%%
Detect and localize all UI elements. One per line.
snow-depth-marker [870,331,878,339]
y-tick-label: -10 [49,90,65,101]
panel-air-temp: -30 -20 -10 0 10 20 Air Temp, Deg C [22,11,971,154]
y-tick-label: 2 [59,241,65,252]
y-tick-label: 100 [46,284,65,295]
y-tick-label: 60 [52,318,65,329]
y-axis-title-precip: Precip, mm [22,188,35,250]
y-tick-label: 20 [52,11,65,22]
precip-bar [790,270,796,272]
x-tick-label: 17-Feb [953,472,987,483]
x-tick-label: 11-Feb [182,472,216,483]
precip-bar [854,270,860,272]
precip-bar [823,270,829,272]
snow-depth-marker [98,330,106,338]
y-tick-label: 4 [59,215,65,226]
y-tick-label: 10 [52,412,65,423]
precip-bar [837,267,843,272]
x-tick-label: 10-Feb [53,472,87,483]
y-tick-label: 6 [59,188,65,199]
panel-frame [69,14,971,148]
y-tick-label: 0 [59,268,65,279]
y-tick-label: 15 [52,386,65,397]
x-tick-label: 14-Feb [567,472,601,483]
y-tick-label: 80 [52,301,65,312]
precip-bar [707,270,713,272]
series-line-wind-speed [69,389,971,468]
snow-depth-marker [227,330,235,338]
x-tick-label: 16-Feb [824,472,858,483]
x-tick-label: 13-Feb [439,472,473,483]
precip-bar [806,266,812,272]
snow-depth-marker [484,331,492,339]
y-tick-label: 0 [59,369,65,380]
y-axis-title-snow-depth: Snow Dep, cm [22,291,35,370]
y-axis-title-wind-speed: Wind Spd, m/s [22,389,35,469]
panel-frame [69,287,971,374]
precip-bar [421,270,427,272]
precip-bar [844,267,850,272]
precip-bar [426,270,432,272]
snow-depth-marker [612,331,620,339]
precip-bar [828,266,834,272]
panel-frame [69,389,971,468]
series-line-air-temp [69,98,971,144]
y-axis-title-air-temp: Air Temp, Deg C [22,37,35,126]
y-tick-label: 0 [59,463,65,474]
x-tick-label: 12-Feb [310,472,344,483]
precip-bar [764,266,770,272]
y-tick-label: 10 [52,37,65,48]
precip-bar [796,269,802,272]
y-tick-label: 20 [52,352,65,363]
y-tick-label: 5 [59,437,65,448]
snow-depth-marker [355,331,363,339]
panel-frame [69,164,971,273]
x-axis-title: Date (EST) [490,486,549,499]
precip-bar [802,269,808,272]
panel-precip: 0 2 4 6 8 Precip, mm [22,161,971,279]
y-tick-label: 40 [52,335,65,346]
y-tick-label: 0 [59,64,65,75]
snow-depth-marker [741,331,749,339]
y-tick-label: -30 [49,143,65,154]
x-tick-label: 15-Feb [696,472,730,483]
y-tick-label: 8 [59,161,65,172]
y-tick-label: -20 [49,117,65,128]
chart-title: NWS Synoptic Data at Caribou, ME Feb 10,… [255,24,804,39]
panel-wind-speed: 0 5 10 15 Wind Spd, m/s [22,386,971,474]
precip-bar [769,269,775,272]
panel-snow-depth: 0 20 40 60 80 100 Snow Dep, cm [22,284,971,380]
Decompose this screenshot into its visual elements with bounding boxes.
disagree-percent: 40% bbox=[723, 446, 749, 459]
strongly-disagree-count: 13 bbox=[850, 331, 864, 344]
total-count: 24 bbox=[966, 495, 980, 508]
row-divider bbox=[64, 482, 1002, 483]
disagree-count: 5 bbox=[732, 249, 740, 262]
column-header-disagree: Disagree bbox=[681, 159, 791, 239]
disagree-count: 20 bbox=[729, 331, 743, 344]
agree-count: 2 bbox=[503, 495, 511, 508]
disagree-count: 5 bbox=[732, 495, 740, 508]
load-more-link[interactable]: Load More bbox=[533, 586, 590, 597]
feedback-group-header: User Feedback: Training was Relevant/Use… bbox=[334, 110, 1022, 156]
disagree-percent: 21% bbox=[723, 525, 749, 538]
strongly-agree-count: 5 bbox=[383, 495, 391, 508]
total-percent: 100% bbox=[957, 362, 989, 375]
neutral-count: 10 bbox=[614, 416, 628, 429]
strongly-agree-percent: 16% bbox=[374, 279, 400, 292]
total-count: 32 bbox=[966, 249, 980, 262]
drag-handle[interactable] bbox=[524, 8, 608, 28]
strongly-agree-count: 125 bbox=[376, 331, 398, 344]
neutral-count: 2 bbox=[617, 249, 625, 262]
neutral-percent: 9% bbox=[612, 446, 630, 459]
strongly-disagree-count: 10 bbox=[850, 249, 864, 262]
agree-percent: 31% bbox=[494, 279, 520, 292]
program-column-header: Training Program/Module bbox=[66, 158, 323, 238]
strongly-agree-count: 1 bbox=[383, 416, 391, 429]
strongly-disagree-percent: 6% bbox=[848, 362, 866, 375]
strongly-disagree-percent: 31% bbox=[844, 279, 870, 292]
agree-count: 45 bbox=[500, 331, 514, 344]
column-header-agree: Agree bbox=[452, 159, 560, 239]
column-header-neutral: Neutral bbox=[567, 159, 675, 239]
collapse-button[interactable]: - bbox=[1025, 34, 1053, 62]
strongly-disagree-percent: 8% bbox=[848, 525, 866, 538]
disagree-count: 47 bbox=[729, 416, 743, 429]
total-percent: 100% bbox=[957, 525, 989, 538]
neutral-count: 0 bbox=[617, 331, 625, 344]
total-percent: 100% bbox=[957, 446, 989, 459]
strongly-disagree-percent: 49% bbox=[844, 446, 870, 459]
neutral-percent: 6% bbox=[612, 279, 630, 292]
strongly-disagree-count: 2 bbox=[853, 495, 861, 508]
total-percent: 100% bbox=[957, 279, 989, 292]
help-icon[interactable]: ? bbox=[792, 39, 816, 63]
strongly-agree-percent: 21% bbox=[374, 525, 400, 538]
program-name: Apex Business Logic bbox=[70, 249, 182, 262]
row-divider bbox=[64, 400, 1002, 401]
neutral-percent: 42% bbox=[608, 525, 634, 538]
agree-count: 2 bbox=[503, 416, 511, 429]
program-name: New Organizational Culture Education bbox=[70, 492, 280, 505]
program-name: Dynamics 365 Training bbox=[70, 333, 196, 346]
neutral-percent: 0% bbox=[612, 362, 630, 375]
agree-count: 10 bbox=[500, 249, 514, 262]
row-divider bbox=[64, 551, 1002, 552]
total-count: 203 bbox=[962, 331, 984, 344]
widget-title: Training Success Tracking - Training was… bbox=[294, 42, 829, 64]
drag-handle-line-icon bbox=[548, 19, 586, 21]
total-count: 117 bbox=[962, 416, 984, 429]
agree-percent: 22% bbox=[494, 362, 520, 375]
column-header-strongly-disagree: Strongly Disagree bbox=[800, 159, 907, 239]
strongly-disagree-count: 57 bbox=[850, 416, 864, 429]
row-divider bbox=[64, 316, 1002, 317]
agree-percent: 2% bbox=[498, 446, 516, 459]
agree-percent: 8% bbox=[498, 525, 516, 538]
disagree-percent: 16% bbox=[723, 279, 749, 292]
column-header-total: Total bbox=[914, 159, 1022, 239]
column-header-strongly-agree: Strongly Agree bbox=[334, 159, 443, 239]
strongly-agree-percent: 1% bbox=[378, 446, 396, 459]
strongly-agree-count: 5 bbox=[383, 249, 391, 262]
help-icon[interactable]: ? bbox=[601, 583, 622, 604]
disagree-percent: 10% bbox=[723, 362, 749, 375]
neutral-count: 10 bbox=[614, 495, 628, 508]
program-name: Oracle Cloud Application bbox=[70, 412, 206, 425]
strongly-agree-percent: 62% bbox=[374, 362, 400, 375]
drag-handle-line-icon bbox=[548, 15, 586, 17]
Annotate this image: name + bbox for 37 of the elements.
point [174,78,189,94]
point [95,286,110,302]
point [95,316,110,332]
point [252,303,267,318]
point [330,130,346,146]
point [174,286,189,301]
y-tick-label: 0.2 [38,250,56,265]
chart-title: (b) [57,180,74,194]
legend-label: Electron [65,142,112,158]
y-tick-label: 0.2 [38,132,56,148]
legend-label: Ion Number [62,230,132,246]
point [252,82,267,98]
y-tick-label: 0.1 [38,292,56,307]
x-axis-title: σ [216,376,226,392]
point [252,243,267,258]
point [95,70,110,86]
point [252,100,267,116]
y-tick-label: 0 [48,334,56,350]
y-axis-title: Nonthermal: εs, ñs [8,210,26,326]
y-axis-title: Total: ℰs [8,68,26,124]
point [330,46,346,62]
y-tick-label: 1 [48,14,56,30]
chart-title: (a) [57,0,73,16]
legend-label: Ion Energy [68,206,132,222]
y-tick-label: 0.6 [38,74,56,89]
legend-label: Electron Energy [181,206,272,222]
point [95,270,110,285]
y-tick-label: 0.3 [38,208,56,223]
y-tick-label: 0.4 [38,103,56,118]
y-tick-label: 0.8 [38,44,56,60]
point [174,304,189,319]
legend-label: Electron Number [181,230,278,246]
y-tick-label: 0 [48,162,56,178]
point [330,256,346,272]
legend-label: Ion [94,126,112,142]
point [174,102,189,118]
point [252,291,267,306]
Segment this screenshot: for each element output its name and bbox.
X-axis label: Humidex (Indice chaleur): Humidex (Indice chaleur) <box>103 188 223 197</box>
%%
*TASK OBJECTIVE*
Set down the records word for word, starting at the very beginning and ending with the line that contains "series-line-air-temp [69,98,971,144]".

*FINISHED ANSWER*
Detect and localize all UI elements. One per line.
snow-depth-marker [870,331,878,339]
y-tick-label: -10 [49,90,65,101]
panel-air-temp: -30 -20 -10 0 10 20 Air Temp, Deg C [22,11,971,154]
y-tick-label: 2 [59,241,65,252]
y-tick-label: 100 [46,284,65,295]
y-tick-label: 60 [52,318,65,329]
y-axis-title-precip: Precip, mm [22,188,35,250]
y-tick-label: 20 [52,11,65,22]
precip-bar [790,270,796,272]
x-tick-label: 17-Feb [953,472,987,483]
x-tick-label: 11-Feb [182,472,216,483]
precip-bar [854,270,860,272]
precip-bar [823,270,829,272]
snow-depth-marker [98,330,106,338]
y-tick-label: 4 [59,215,65,226]
y-tick-label: 10 [52,412,65,423]
precip-bar [837,267,843,272]
x-tick-label: 10-Feb [53,472,87,483]
y-tick-label: 6 [59,188,65,199]
panel-frame [69,14,971,148]
y-tick-label: 0 [59,268,65,279]
y-tick-label: 15 [52,386,65,397]
x-tick-label: 14-Feb [567,472,601,483]
y-tick-label: 80 [52,301,65,312]
precip-bar [707,270,713,272]
series-line-wind-speed [69,389,971,468]
snow-depth-marker [227,330,235,338]
x-tick-label: 16-Feb [824,472,858,483]
x-tick-label: 13-Feb [439,472,473,483]
precip-bar [806,266,812,272]
snow-depth-marker [484,331,492,339]
y-tick-label: 0 [59,369,65,380]
y-axis-title-snow-depth: Snow Dep, cm [22,291,35,370]
y-axis-title-wind-speed: Wind Spd, m/s [22,389,35,469]
panel-frame [69,287,971,374]
precip-bar [421,270,427,272]
precip-bar [844,267,850,272]
precip-bar [426,270,432,272]
snow-depth-marker [612,331,620,339]
precip-bar [828,266,834,272]
panel-frame [69,389,971,468]
series-line-air-temp [69,98,971,144]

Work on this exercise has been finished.